Find each line with the word "your" in it, then give the total alone.

* BEGIN *

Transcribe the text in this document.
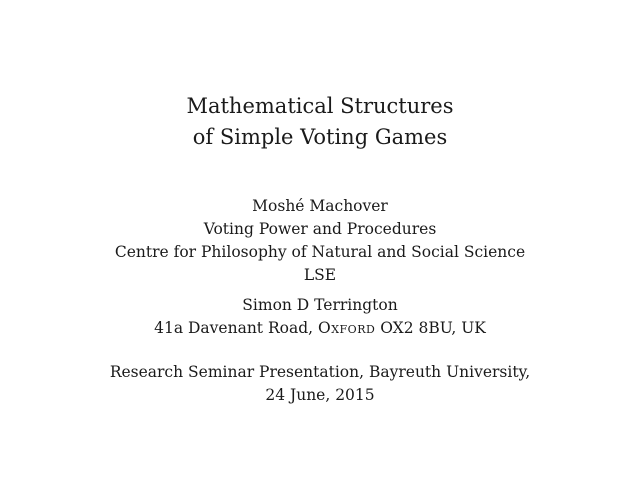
Mathematical Structures
of Simple Voting Games
Moshé Machover
Voting Power and Procedures
Centre for Philosophy of Natural and Social Science
LSE
Simon D Terrington
41a Davenant Road, Oxford OX2 8BU, UK
Research Seminar Presentation, Bayreuth University,
24 June, 2015
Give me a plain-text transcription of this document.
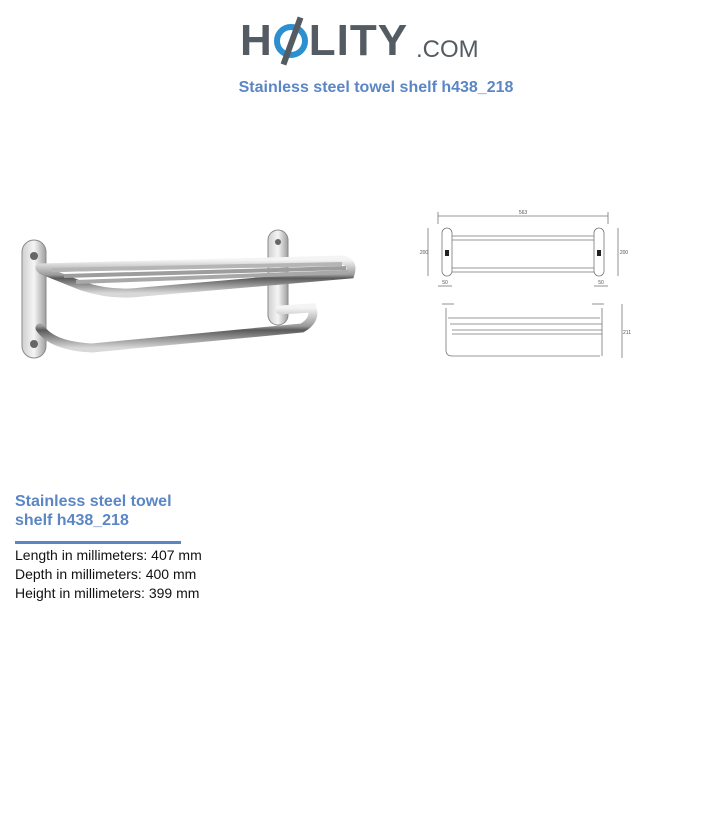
H LITY .COM
Stainless steel towel shelf h438_218
563
200	200
50	50
211
Stainless steel towel shelf h438_218
Length in millimeters: 407 mm
Depth in millimeters: 400 mm
Height in millimeters: 399 mm
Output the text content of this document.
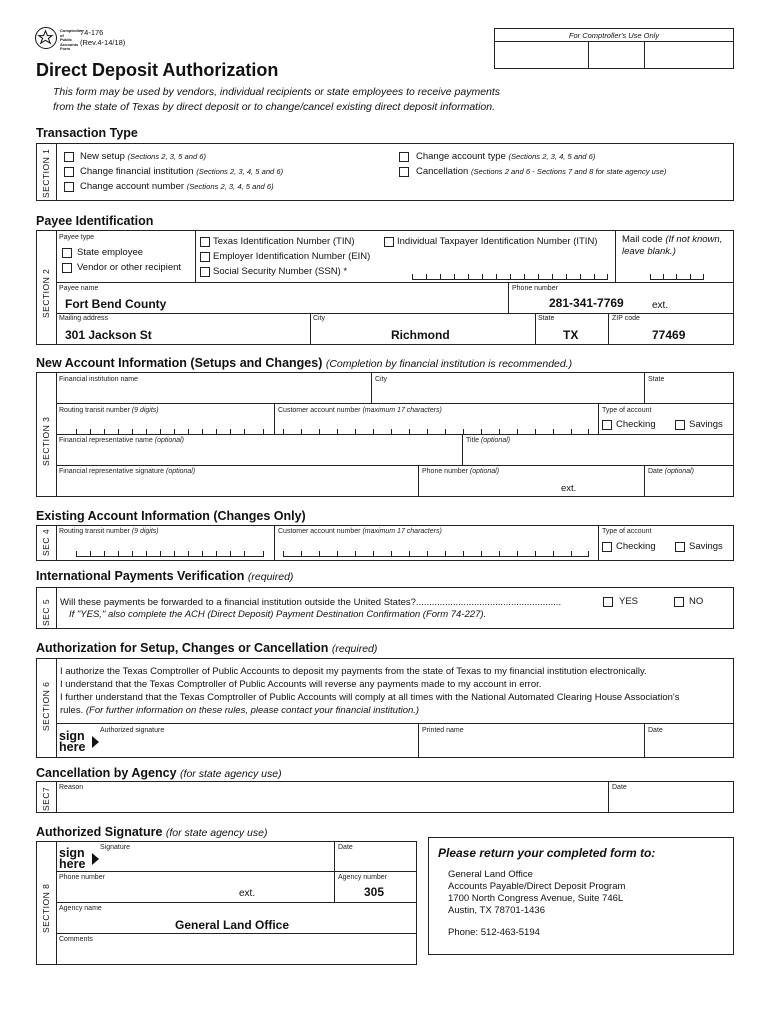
Comptroller of Public Accounts Form
74-176
(Rev.4-14/18)
For Comptroller's Use Only
Direct Deposit Authorization
This form may be used by vendors, individual recipients or state employees to receive payments
from the state of Texas by direct deposit or to change/cancel existing direct deposit information.
Transaction Type
SECTION 1	New setup (Sections 2, 3, 5 and 6)
Change financial institution (Sections 2, 3, 4, 5 and 6)
Change account number (Sections 2, 3, 4, 5 and 6)
Change account type (Sections 2, 3, 4, 5 and 6)
Cancellation (Sections 2 and 6 - Sections 7 and 8 for state agency use)
Payee Identification
SECTION 2
Payee type
State employee
Vendor or other recipient
Texas Identification Number (TIN)	Individual Taxpayer Identification Number (ITIN)
Employer Identification Number (EIN)
Social Security Number (SSN) *
Mail code (If not known,
leave blank.)
Payee name
Fort Bend County
Phone number
281-341-7769	ext.
Mailing address
301 Jackson St
City
Richmond
State
TX
ZIP code
77469
New Account Information (Setups and Changes) (Completion by financial institution is recommended.)
SECTION 3
Financial institution name	City	State
Routing transit number (9 digits)	Customer account number (maximum 17 characters)	Type of account
Checking	Savings
Financial representative name (optional)	Title (optional)
Financial representative signature (optional)	Phone number (optional)
ext.
Date (optional)
Existing Account Information (Changes Only)
SEC 4 Routing transit number (9 digits)	Customer account number (maximum 17 characters)	Type of account
Checking	Savings
International Payments Verification (required)
SEC 5 Will these payments be forwarded to a financial institution outside the United States?.......................................................	YES	NO
If "YES," also complete the ACH (Direct Deposit) Payment Destination Confirmation (Form 74-227).
Authorization for Setup, Changes or Cancellation (required)
SECTION 6
I authorize the Texas Comptroller of Public Accounts to deposit my payments from the state of Texas to my financial institution electronically.
I understand that the Texas Comptroller of Public Accounts will reverse any payments made to my account in error.
I further understand that the Texas Comptroller of Public Accounts will comply at all times with the National Automated Clearing House Association's
rules. (For further information on these rules, please contact your financial institution.)
sign
here
Authorized signature	Printed name	Date
Cancellation by Agency (for state agency use)
SEC7 Reason	Date
Authorized Signature (for state agency use)
SECTION 8
sign
here
Signature	Date
Phone number
ext.
Agency number
305
Agency name
General Land Office
Comments
Please return your completed form to:
General Land Office
Accounts Payable/Direct Deposit Program
1700 North Congress Avenue, Suite 746L
Austin, TX 78701-1436
Phone: 512-463-5194
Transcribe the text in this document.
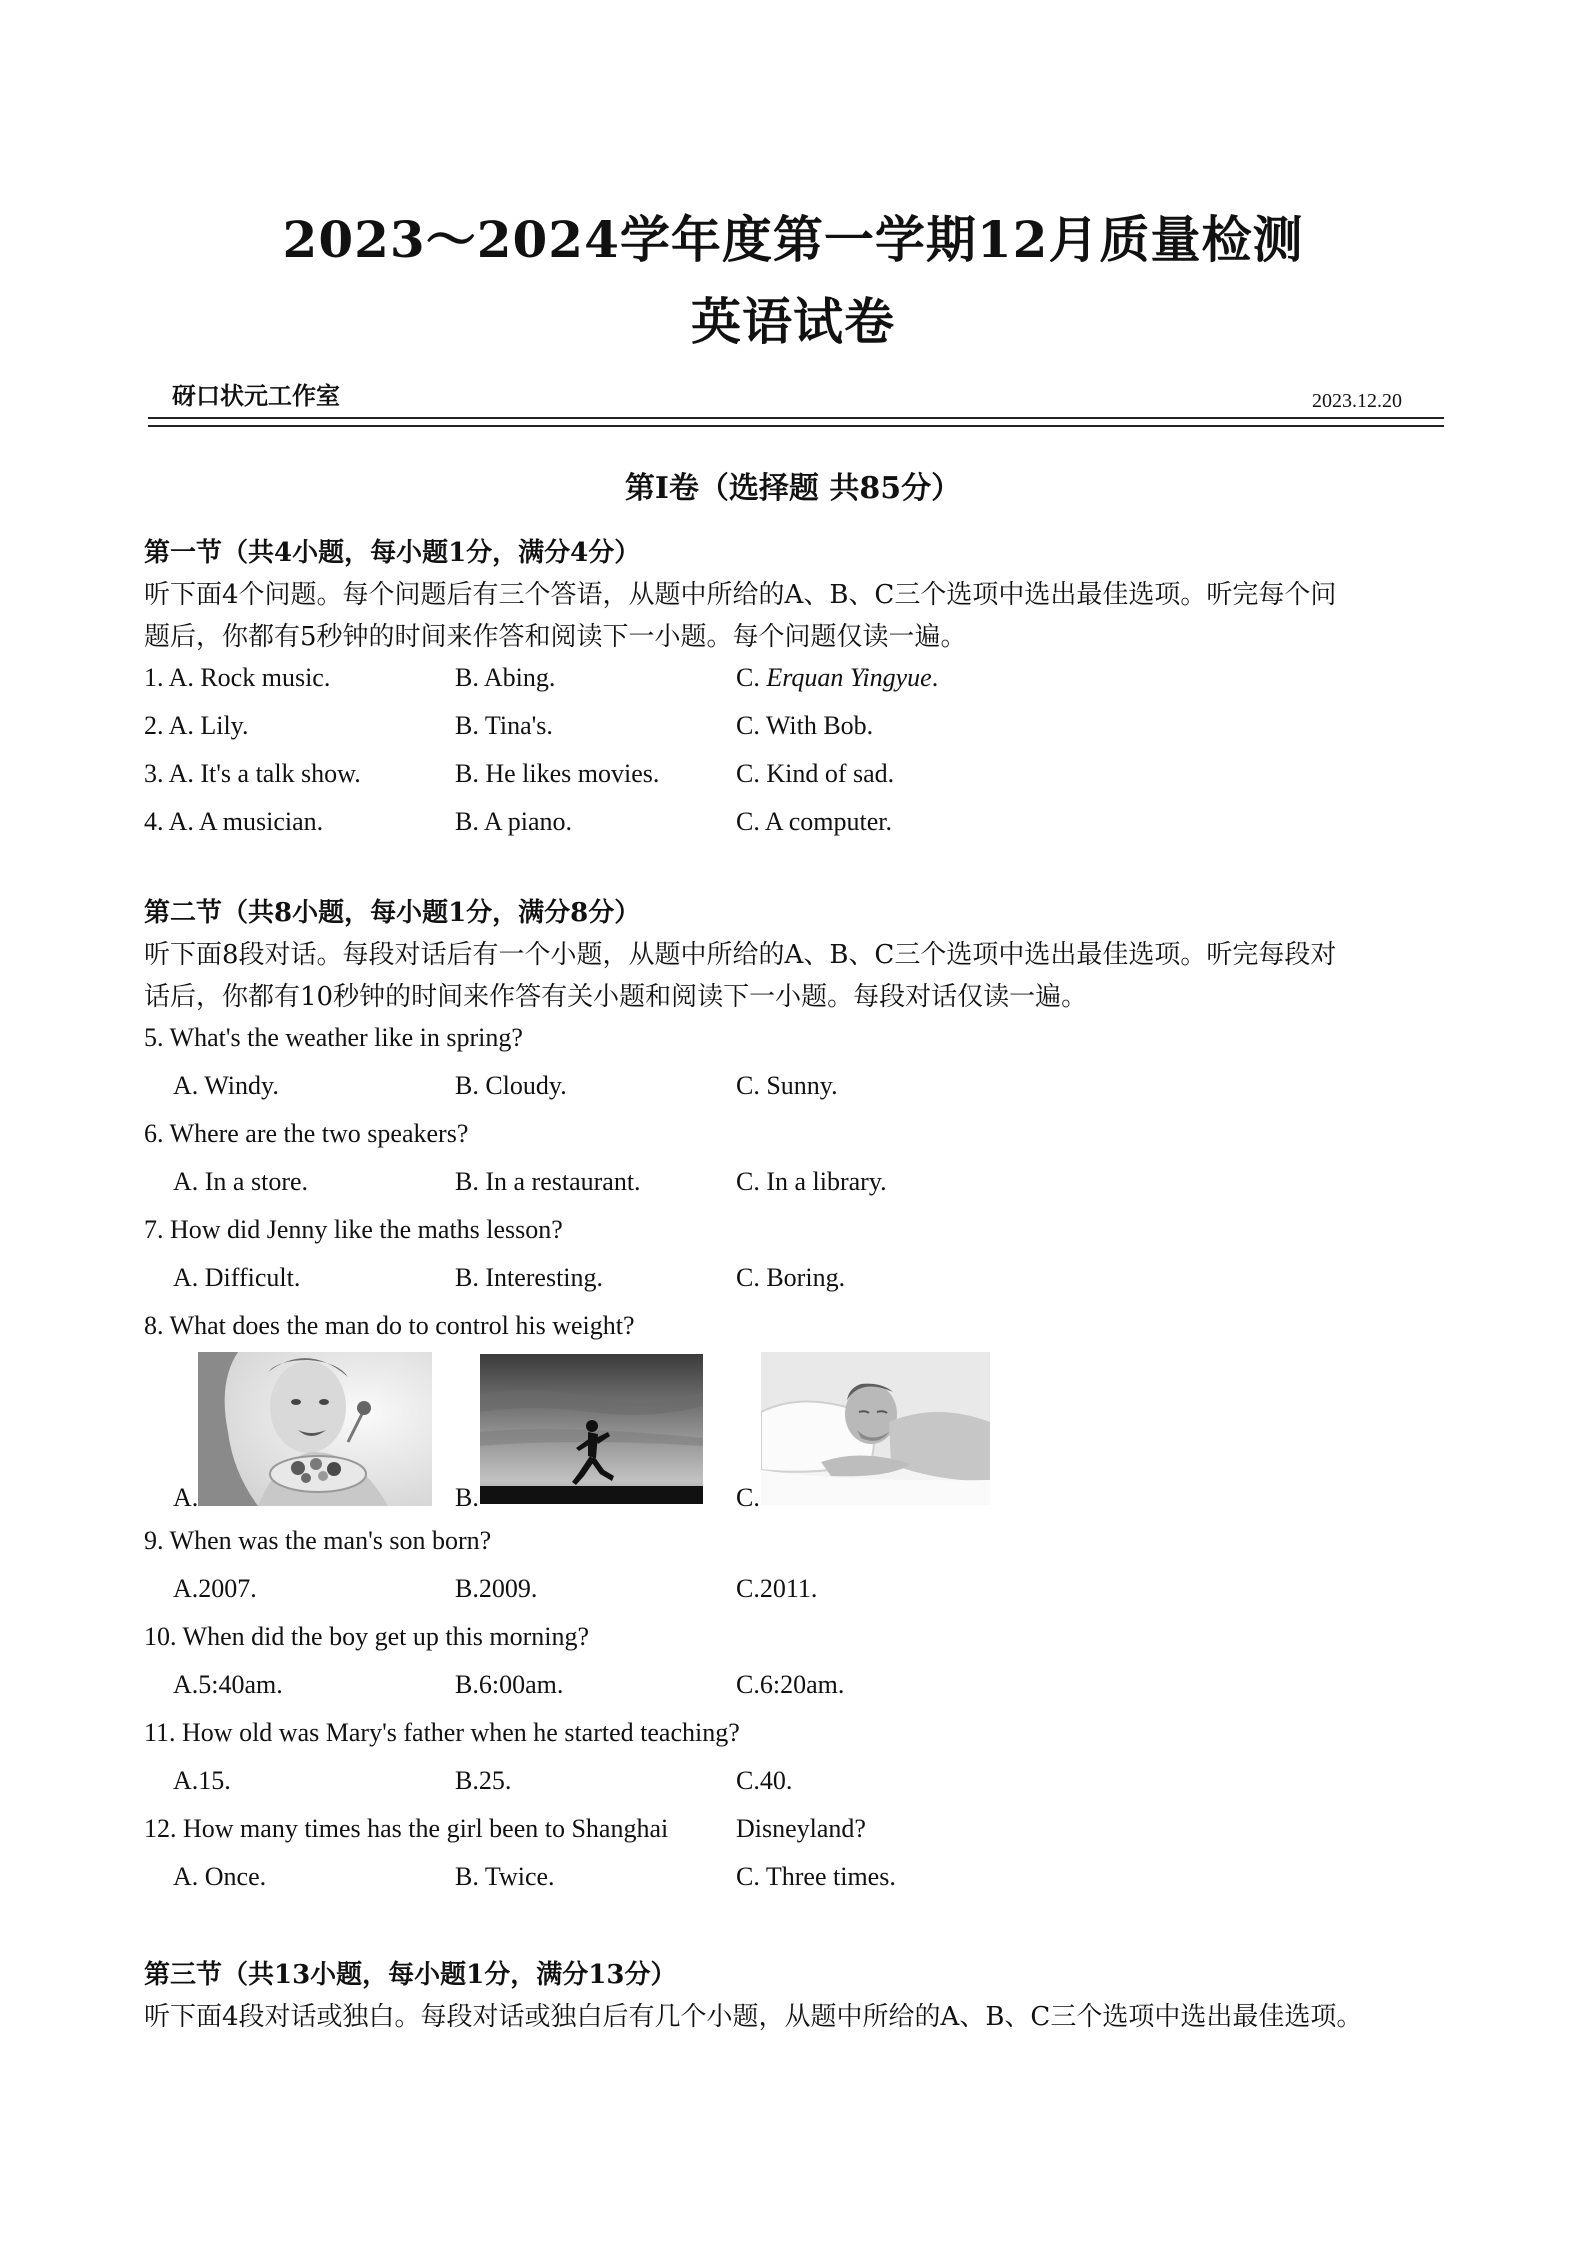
2023～2024学年度第一学期12月质量检测
英语试卷
砑口状元工作室	2023.12.20
第I卷（选择题 共85分）
第一节（共4小题，每小题1分，满分4分）
听下面4个问题。每个问题后有三个答语，从题中所给的A、B、C三个选项中选出最佳选项。听完每个问
题后，你都有5秒钟的时间来作答和阅读下一小题。每个问题仅读一遍。
1. A. Rock music.	B. Abing.	C. Erquan Yingyue.
2. A. Lily.	B. Tina's.	C. With Bob.
3. A. It's a talk show.	B. He likes movies.	C. Kind of sad.
4. A. A musician.	B. A piano.	C. A computer.
第二节（共8小题，每小题1分，满分8分）
听下面8段对话。每段对话后有一个小题，从题中所给的A、B、C三个选项中选出最佳选项。听完每段对
话后，你都有10秒钟的时间来作答有关小题和阅读下一小题。每段对话仅读一遍。
5. What's the weather like in spring?
A. Windy.	B. Cloudy.	C. Sunny.
6. Where are the two speakers?
A. In a store.	B. In a restaurant.	C. In a library.
7. How did Jenny like the maths lesson?
A. Difficult.	B. Interesting.	C. Boring.
8. What does the man do to control his weight?
A.	B.	C.
9. When was the man's son born?
A.2007.	B.2009.	C.2011.
10. When did the boy get up this morning?
A.5:40am.	B.6:00am.	C.6:20am.
11. How old was Mary's father when he started teaching?
A.15.	B.25.	C.40.
12. How many times has the girl been to Shanghai	Disneyland?
A. Once.	B. Twice.	C. Three times.
第三节（共13小题，每小题1分，满分13分）
听下面4段对话或独白。每段对话或独白后有几个小题，从题中所给的A、B、C三个选项中选出最佳选项。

* END *

[PROBLEM SOLUTION] 2